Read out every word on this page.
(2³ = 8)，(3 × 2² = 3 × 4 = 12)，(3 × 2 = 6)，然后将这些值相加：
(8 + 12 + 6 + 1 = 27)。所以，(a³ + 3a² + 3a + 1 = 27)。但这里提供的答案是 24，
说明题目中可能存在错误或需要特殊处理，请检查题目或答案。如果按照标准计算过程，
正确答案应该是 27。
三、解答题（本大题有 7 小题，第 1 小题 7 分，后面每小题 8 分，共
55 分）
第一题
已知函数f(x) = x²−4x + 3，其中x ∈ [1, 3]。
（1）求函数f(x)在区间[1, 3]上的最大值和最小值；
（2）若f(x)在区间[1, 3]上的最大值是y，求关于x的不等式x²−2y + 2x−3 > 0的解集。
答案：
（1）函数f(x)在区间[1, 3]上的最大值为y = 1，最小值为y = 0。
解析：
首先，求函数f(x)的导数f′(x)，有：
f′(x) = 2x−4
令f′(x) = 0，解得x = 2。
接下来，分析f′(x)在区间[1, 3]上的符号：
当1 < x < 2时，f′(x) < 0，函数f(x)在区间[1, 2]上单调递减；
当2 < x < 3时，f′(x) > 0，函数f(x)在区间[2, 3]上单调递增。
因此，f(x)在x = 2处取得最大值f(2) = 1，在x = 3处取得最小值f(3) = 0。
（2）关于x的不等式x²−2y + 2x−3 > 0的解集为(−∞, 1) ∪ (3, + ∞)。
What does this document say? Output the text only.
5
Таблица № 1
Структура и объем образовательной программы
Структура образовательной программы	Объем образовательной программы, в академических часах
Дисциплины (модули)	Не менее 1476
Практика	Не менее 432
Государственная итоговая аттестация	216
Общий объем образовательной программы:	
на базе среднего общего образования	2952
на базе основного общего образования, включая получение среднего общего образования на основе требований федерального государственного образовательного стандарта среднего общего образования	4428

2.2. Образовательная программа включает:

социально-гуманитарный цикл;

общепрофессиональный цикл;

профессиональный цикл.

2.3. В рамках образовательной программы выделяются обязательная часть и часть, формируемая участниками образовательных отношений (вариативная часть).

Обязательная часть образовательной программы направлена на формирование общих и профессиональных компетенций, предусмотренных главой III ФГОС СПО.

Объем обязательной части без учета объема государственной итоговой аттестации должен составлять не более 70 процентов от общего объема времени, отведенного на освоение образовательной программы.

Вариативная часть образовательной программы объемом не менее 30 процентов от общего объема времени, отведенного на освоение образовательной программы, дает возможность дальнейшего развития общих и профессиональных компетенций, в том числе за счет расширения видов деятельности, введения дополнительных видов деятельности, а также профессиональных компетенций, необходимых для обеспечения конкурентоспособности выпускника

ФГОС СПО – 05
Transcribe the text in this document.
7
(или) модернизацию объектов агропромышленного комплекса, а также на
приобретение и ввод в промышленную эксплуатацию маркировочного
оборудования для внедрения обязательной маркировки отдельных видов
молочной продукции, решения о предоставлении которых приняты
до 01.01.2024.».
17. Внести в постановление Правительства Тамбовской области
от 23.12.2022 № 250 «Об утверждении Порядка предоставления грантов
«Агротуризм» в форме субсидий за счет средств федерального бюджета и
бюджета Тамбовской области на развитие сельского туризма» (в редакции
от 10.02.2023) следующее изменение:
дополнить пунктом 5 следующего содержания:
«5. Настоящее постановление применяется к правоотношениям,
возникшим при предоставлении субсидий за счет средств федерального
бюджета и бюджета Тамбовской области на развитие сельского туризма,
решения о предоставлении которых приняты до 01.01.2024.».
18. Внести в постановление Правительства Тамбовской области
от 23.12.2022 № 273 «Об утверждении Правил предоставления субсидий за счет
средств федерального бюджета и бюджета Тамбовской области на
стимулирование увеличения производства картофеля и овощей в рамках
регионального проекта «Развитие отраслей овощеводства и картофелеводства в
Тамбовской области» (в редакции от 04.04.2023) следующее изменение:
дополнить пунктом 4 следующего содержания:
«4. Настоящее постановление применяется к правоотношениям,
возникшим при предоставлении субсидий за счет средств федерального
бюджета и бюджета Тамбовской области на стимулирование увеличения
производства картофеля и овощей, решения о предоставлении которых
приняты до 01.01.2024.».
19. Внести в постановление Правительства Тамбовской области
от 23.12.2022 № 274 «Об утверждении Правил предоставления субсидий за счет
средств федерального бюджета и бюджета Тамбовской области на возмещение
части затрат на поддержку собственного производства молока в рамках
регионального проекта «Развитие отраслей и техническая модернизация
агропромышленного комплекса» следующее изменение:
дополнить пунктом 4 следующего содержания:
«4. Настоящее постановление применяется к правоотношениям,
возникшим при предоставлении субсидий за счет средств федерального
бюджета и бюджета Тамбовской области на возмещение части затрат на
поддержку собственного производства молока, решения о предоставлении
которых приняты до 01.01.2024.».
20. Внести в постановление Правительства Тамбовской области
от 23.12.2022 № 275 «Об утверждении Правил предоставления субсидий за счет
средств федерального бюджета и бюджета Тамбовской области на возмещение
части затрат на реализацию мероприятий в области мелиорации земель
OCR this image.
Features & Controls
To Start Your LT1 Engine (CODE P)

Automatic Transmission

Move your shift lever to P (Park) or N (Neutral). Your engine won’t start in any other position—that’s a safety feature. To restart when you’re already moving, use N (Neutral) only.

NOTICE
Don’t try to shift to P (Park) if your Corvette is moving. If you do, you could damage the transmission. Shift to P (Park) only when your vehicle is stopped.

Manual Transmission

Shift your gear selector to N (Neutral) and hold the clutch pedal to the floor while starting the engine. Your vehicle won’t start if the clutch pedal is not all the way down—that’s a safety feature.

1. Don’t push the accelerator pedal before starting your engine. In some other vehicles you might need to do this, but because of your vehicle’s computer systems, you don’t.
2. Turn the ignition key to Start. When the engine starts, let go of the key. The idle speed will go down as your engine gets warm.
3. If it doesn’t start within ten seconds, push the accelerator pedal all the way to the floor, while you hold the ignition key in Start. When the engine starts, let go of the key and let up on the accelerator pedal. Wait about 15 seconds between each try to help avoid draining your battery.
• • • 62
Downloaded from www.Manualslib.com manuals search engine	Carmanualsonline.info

☆ ☆ ☆ ☆ ☆

Set down the listing above in full, please, exactly as it appears.

**Written response**.
Read out every word on this page.
(2³ = 8)，(3 × 2² = 3 × 4 = 12)，(3 × 2 = 6)，然后将这些值相加：
(8 + 12 + 6 + 1 = 27)。所以，(a³ + 3a² + 3a + 1 = 27)。但这里提供的答案是 24，
说明题目中可能存在错误或需要特殊处理，请检查题目或答案。如果按照标准计算过程，
正确答案应该是 27。
三、解答题（本大题有 7 小题，第 1 小题 7 分，后面每小题 8 分，共
55 分）
第一题
已知函数f(x) = x²−4x + 3，其中x ∈ [1, 3]。
（1）求函数f(x)在区间[1, 3]上的最大值和最小值；
（2）若f(x)在区间[1, 3]上的最大值是y，求关于x的不等式x²−2y + 2x−3 > 0的解集。
答案：
（1）函数f(x)在区间[1, 3]上的最大值为y = 1，最小值为y = 0。
解析：
首先，求函数f(x)的导数f′(x)，有：
f′(x) = 2x−4
令f′(x) = 0，解得x = 2。
接下来，分析f′(x)在区间[1, 3]上的符号：
当1 < x < 2时，f′(x) < 0，函数f(x)在区间[1, 2]上单调递减；
当2 < x < 3时，f′(x) > 0，函数f(x)在区间[2, 3]上单调递增。
因此，f(x)在x = 2处取得最大值f(2) = 1，在x = 3处取得最小值f(3) = 0。
（2）关于x的不等式x²−2y + 2x−3 > 0的解集为(−∞, 1) ∪ (3, + ∞)。
What does this document say? Output the text only.
5
Таблица № 1
Структура и объем образовательной программы
Структура образовательной программы	Объем образовательной программы, в академических часах
Дисциплины (модули)	Не менее 1476
Практика	Не менее 432
Государственная итоговая аттестация	216
Общий объем образовательной программы:	
на базе среднего общего образования	2952
на базе основного общего образования, включая получение среднего общего образования на основе требований федерального государственного образовательного стандарта среднего общего образования	4428

2.2. Образовательная программа включает:

социально-гуманитарный цикл;

общепрофессиональный цикл;

профессиональный цикл.

2.3. В рамках образовательной программы выделяются обязательная часть и часть, формируемая участниками образовательных отношений (вариативная часть).

Обязательная часть образовательной программы направлена на формирование общих и профессиональных компетенций, предусмотренных главой III ФГОС СПО.

Объем обязательной части без учета объема государственной итоговой аттестации должен составлять не более 70 процентов от общего объема времени, отведенного на освоение образовательной программы.

Вариативная часть образовательной программы объемом не менее 30 процентов от общего объема времени, отведенного на освоение образовательной программы, дает возможность дальнейшего развития общих и профессиональных компетенций, в том числе за счет расширения видов деятельности, введения дополнительных видов деятельности, а также профессиональных компетенций, необходимых для обеспечения конкурентоспособности выпускника

ФГОС СПО – 05
Transcribe the text in this document.
7
(или) модернизацию объектов агропромышленного комплекса, а также на
приобретение и ввод в промышленную эксплуатацию маркировочного
оборудования для внедрения обязательной маркировки отдельных видов
молочной продукции, решения о предоставлении которых приняты
до 01.01.2024.».
17. Внести в постановление Правительства Тамбовской области
от 23.12.2022 № 250 «Об утверждении Порядка предоставления грантов
«Агротуризм» в форме субсидий за счет средств федерального бюджета и
бюджета Тамбовской области на развитие сельского туризма» (в редакции
от 10.02.2023) следующее изменение:
дополнить пунктом 5 следующего содержания:
«5. Настоящее постановление применяется к правоотношениям,
возникшим при предоставлении субсидий за счет средств федерального
бюджета и бюджета Тамбовской области на развитие сельского туризма,
решения о предоставлении которых приняты до 01.01.2024.».
18. Внести в постановление Правительства Тамбовской области
от 23.12.2022 № 273 «Об утверждении Правил предоставления субсидий за счет
средств федерального бюджета и бюджета Тамбовской области на
стимулирование увеличения производства картофеля и овощей в рамках
регионального проекта «Развитие отраслей овощеводства и картофелеводства в
Тамбовской области» (в редакции от 04.04.2023) следующее изменение:
дополнить пунктом 4 следующего содержания:
«4. Настоящее постановление применяется к правоотношениям,
возникшим при предоставлении субсидий за счет средств федерального
бюджета и бюджета Тамбовской области на стимулирование увеличения
производства картофеля и овощей, решения о предоставлении которых
приняты до 01.01.2024.».
19. Внести в постановление Правительства Тамбовской области
от 23.12.2022 № 274 «Об утверждении Правил предоставления субсидий за счет
средств федерального бюджета и бюджета Тамбовской области на возмещение
части затрат на поддержку собственного производства молока в рамках
регионального проекта «Развитие отраслей и техническая модернизация
агропромышленного комплекса» следующее изменение:
дополнить пунктом 4 следующего содержания:
«4. Настоящее постановление применяется к правоотношениям,
возникшим при предоставлении субсидий за счет средств федерального
бюджета и бюджета Тамбовской области на возмещение части затрат на
поддержку собственного производства молока, решения о предоставлении
которых приняты до 01.01.2024.».
20. Внести в постановление Правительства Тамбовской области
от 23.12.2022 № 275 «Об утверждении Правил предоставления субсидий за счет
средств федерального бюджета и бюджета Тамбовской области на возмещение
части затрат на реализацию мероприятий в области мелиорации земель
OCR this image.
Features & Controls
To Start Your LT1 Engine (CODE P)

Automatic Transmission

Move your shift lever to P (Park) or N (Neutral). Your engine won’t start in any other position—that’s a safety feature. To restart when you’re already moving, use N (Neutral) only.

NOTICE
Don’t try to shift to P (Park) if your Corvette is moving. If you do, you could damage the transmission. Shift to P (Park) only when your vehicle is stopped.

Manual Transmission

Shift your gear selector to N (Neutral) and hold the clutch pedal to the floor while starting the engine. Your vehicle won’t start if the clutch pedal is not all the way down—that’s a safety feature.

1. Don’t push the accelerator pedal before starting your engine. In some other vehicles you might need to do this, but because of your vehicle’s computer systems, you don’t.
2. Turn the ignition key to Start. When the engine starts, let go of the key. The idle speed will go down as your engine gets warm.
3. If it doesn’t start within ten seconds, push the accelerator pedal all the way to the floor, while you hold the ignition key in Start. When the engine starts, let go of the key and let up on the accelerator pedal. Wait about 15 seconds between each try to help avoid draining your battery.
• • • 62
Downloaded from www.Manualslib.com manuals search engine	Carmanualsonline.info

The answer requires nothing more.